## To be done:
Copy every one of the records below, swapping "bold-phrase" for "emphasis-phrase" and leaving everything else the same.
"""
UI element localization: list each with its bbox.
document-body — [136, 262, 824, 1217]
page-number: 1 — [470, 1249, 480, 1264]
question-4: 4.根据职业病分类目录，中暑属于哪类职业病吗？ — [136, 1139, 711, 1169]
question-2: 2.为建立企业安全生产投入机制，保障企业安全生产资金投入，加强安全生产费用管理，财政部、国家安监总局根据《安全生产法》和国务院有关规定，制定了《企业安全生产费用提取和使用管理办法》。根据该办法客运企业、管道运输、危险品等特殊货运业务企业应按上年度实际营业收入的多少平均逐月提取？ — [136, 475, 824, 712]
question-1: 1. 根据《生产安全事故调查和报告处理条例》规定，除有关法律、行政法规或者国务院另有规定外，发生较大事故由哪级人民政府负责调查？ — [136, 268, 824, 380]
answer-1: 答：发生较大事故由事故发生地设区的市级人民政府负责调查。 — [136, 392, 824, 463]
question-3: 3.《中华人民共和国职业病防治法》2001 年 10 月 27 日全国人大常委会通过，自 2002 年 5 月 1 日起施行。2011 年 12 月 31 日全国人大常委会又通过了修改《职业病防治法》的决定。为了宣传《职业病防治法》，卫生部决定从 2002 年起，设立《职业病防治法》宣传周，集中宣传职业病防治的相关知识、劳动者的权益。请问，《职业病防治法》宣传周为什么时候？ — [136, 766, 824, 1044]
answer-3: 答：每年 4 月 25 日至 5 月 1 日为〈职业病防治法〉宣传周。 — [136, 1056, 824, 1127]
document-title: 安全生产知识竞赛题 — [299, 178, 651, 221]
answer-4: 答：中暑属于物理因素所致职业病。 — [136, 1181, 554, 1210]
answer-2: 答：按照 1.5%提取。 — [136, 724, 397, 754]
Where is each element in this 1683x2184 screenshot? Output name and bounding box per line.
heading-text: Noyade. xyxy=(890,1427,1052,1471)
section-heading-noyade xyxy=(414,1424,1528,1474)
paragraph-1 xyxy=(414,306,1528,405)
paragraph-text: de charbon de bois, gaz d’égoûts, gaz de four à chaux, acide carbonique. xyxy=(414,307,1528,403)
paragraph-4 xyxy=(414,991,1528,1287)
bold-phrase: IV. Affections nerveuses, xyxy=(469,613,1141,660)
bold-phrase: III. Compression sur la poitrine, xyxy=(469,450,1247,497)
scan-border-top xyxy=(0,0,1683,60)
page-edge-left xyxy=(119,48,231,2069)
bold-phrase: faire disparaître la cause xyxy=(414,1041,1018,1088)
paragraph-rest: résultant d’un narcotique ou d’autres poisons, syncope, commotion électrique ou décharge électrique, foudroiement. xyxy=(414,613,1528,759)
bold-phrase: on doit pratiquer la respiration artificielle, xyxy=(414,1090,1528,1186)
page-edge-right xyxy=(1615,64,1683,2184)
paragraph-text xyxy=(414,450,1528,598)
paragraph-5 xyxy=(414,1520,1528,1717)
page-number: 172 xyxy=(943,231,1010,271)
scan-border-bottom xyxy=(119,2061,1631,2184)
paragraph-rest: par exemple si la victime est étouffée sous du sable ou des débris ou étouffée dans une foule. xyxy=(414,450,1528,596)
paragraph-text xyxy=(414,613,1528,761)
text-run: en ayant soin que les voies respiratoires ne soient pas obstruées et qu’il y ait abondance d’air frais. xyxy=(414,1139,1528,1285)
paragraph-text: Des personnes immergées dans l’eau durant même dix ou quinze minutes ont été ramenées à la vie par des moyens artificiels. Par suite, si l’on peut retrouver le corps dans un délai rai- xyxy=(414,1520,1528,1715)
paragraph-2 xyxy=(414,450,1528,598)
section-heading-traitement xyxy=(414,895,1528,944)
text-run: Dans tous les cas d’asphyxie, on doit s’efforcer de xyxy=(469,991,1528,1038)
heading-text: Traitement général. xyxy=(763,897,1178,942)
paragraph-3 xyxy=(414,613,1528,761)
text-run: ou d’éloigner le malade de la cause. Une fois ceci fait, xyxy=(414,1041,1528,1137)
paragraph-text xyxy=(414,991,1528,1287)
"""
## Task solution:
UI element localization: list each with its bbox.
document-body — [136, 262, 824, 1217]
page-number: 1 — [470, 1249, 480, 1264]
question-4: 4.根据职业病分类目录，中暑属于哪类职业病吗？ — [136, 1139, 711, 1169]
question-2: 2.为建立企业安全生产投入机制，保障企业安全生产资金投入，加强安全生产费用管理，财政部、国家安监总局根据《安全生产法》和国务院有关规定，制定了《企业安全生产费用提取和使用管理办法》。根据该办法客运企业、管道运输、危险品等特殊货运业务企业应按上年度实际营业收入的多少平均逐月提取？ — [136, 475, 824, 712]
question-1: 1. 根据《生产安全事故调查和报告处理条例》规定，除有关法律、行政法规或者国务院另有规定外，发生较大事故由哪级人民政府负责调查？ — [136, 268, 824, 380]
answer-1: 答：发生较大事故由事故发生地设区的市级人民政府负责调查。 — [136, 392, 824, 463]
question-3: 3.《中华人民共和国职业病防治法》2001 年 10 月 27 日全国人大常委会通过，自 2002 年 5 月 1 日起施行。2011 年 12 月 31 日全国人大常委会又通过了修改《职业病防治法》的决定。为了宣传《职业病防治法》，卫生部决定从 2002 年起，设立《职业病防治法》宣传周，集中宣传职业病防治的相关知识、劳动者的权益。请问，《职业病防治法》宣传周为什么时候？ — [136, 766, 824, 1044]
answer-3: 答：每年 4 月 25 日至 5 月 1 日为〈职业病防治法〉宣传周。 — [136, 1056, 824, 1127]
document-title: 安全生产知识竞赛题 — [299, 178, 651, 221]
answer-4: 答：中暑属于物理因素所致职业病。 — [136, 1181, 554, 1210]
answer-2: 答：按照 1.5%提取。 — [136, 724, 397, 754]
Where is each element in this 1683x2184 screenshot? Output name and bounding box per line.
heading-text: Noyade. xyxy=(890,1427,1052,1471)
section-heading-noyade xyxy=(414,1424,1528,1474)
paragraph-1 xyxy=(414,306,1528,405)
paragraph-text: de charbon de bois, gaz d’égoûts, gaz de four à chaux, acide carbonique. xyxy=(414,307,1528,403)
paragraph-4 xyxy=(414,991,1528,1287)
emphasis-phrase: IV. Affections nerveuses, xyxy=(469,613,1141,660)
emphasis-phrase: III. Compression sur la poitrine, xyxy=(469,450,1247,497)
scan-border-top xyxy=(0,0,1683,60)
page-edge-left xyxy=(119,48,231,2069)
emphasis-phrase: faire disparaître la cause xyxy=(414,1041,1018,1088)
paragraph-rest: résultant d’un narcotique ou d’autres poisons, syncope, commotion électrique ou décharge électrique, foudroiement. xyxy=(414,613,1528,759)
emphasis-phrase: on doit pratiquer la respiration artificielle, xyxy=(414,1090,1528,1186)
page-edge-right xyxy=(1615,64,1683,2184)
paragraph-text xyxy=(414,450,1528,598)
paragraph-5 xyxy=(414,1520,1528,1717)
page-number: 172 xyxy=(943,231,1010,271)
scan-border-bottom xyxy=(119,2061,1631,2184)
paragraph-rest: par exemple si la victime est étouffée sous du sable ou des débris ou étouffée dans une foule. xyxy=(414,450,1528,596)
paragraph-text xyxy=(414,613,1528,761)
text-run: en ayant soin que les voies respiratoires ne soient pas obstruées et qu’il y ait abondance d’air frais. xyxy=(414,1139,1528,1285)
paragraph-text: Des personnes immergées dans l’eau durant même dix ou quinze minutes ont été ramenées à la vie par des moyens artificiels. Par suite, si l’on peut retrouver le corps dans un délai rai- xyxy=(414,1520,1528,1715)
paragraph-2 xyxy=(414,450,1528,598)
section-heading-traitement xyxy=(414,895,1528,944)
text-run: Dans tous les cas d’asphyxie, on doit s’efforcer de xyxy=(469,991,1528,1038)
heading-text: Traitement général. xyxy=(763,897,1178,942)
paragraph-3 xyxy=(414,613,1528,761)
text-run: ou d’éloigner le malade de la cause. Une fois ceci fait, xyxy=(414,1041,1528,1137)
paragraph-text xyxy=(414,991,1528,1287)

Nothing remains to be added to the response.